#### [REQUEST]
In this exercise, reproduce all the entries that follow exactly.

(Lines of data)
-*-
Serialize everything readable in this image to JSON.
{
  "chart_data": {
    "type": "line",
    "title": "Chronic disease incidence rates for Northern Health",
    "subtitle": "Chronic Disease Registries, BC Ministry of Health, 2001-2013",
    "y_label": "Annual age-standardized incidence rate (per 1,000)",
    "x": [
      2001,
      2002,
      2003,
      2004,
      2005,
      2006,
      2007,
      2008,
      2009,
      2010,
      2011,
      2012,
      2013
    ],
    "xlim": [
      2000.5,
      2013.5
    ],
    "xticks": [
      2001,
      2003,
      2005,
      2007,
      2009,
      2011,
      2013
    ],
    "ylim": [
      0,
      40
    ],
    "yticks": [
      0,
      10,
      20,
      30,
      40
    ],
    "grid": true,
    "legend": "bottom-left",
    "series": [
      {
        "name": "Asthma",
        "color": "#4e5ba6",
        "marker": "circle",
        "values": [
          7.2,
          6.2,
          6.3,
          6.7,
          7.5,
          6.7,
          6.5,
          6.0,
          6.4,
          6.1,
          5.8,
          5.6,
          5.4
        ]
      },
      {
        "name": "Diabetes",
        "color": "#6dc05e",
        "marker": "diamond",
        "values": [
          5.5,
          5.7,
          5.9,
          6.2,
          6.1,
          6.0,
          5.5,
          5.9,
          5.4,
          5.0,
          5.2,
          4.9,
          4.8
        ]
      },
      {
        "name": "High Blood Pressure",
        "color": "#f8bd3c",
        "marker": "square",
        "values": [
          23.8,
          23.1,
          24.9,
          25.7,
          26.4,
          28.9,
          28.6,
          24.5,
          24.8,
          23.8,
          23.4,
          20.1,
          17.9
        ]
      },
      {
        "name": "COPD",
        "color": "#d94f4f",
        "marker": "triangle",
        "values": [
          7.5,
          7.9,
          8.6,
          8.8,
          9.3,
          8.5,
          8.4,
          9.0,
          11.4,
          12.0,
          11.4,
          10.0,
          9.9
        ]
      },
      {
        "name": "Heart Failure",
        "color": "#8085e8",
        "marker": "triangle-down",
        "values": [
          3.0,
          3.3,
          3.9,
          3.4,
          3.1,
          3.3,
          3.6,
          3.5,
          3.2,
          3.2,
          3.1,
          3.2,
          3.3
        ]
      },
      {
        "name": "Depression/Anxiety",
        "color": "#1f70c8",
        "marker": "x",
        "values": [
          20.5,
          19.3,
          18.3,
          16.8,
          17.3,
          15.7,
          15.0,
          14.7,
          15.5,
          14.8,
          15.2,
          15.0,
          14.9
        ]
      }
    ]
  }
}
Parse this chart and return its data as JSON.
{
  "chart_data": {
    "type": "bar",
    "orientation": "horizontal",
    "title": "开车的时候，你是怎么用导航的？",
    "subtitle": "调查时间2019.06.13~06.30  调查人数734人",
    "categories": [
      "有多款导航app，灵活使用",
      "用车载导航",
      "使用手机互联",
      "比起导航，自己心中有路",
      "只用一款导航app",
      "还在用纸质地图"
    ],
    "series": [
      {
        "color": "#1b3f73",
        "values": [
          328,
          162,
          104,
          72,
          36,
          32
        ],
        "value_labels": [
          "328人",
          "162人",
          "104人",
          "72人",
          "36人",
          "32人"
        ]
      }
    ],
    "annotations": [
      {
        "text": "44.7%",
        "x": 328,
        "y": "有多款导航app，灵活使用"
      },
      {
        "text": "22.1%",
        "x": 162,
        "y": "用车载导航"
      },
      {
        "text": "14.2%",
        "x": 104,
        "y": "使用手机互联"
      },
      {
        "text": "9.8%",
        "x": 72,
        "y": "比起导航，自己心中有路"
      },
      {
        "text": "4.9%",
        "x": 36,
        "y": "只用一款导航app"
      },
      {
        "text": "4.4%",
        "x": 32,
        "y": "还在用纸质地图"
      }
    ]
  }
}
-*-
#### [WRITTEN SOLUTION]
Serialize everything readable in this image to JSON.
{
  "chart_data": {
    "type": "line",
    "title": "Chronic disease incidence rates for Northern Health",
    "subtitle": "Chronic Disease Registries, BC Ministry of Health, 2001-2013",
    "y_label": "Annual age-standardized incidence rate (per 1,000)",
    "x": [
      2001,
      2002,
      2003,
      2004,
      2005,
      2006,
      2007,
      2008,
      2009,
      2010,
      2011,
      2012,
      2013
    ],
    "xlim": [
      2000.5,
      2013.5
    ],
    "xticks": [
      2001,
      2003,
      2005,
      2007,
      2009,
      2011,
      2013
    ],
    "ylim": [
      0,
      40
    ],
    "yticks": [
      0,
      10,
      20,
      30,
      40
    ],
    "grid": true,
    "legend": "bottom-left",
    "series": [
      {
        "name": "Asthma",
        "color": "#4e5ba6",
        "marker": "circle",
        "values": [
          7.2,
          6.2,
          6.3,
          6.7,
          7.5,
          6.7,
          6.5,
          6.0,
          6.4,
          6.1,
          5.8,
          5.6,
          5.4
        ]
      },
      {
        "name": "Diabetes",
        "color": "#6dc05e",
        "marker": "diamond",
        "values": [
          5.5,
          5.7,
          5.9,
          6.2,
          6.1,
          6.0,
          5.5,
          5.9,
          5.4,
          5.0,
          5.2,
          4.9,
          4.8
        ]
      },
      {
        "name": "High Blood Pressure",
        "color": "#f8bd3c",
        "marker": "square",
        "values": [
          23.8,
          23.1,
          24.9,
          25.7,
          26.4,
          28.9,
          28.6,
          24.5,
          24.8,
          23.8,
          23.4,
          20.1,
          17.9
        ]
      },
      {
        "name": "COPD",
        "color": "#d94f4f",
        "marker": "triangle",
        "values": [
          7.5,
          7.9,
          8.6,
          8.8,
          9.3,
          8.5,
          8.4,
          9.0,
          11.4,
          12.0,
          11.4,
          10.0,
          9.9
        ]
      },
      {
        "name": "Heart Failure",
        "color": "#8085e8",
        "marker": "triangle-down",
        "values": [
          3.0,
          3.3,
          3.9,
          3.4,
          3.1,
          3.3,
          3.6,
          3.5,
          3.2,
          3.2,
          3.1,
          3.2,
          3.3
        ]
      },
      {
        "name": "Depression/Anxiety",
        "color": "#1f70c8",
        "marker": "x",
        "values": [
          20.5,
          19.3,
          18.3,
          16.8,
          17.3,
          15.7,
          15.0,
          14.7,
          15.5,
          14.8,
          15.2,
          15.0,
          14.9
        ]
      }
    ]
  }
}
Parse this chart and return its data as JSON.
{
  "chart_data": {
    "type": "bar",
    "orientation": "horizontal",
    "title": "开车的时候，你是怎么用导航的？",
    "subtitle": "调查时间2019.06.13~06.30  调查人数734人",
    "categories": [
      "有多款导航app，灵活使用",
      "用车载导航",
      "使用手机互联",
      "比起导航，自己心中有路",
      "只用一款导航app",
      "还在用纸质地图"
    ],
    "series": [
      {
        "color": "#1b3f73",
        "values": [
          328,
          162,
          104,
          72,
          36,
          32
        ],
        "value_labels": [
          "328人",
          "162人",
          "104人",
          "72人",
          "36人",
          "32人"
        ]
      }
    ],
    "annotations": [
      {
        "text": "44.7%",
        "x": 328,
        "y": "有多款导航app，灵活使用"
      },
      {
        "text": "22.1%",
        "x": 162,
        "y": "用车载导航"
      },
      {
        "text": "14.2%",
        "x": 104,
        "y": "使用手机互联"
      },
      {
        "text": "9.8%",
        "x": 72,
        "y": "比起导航，自己心中有路"
      },
      {
        "text": "4.9%",
        "x": 36,
        "y": "只用一款导航app"
      },
      {
        "text": "4.4%",
        "x": 32,
        "y": "还在用纸质地图"
      }
    ]
  }
}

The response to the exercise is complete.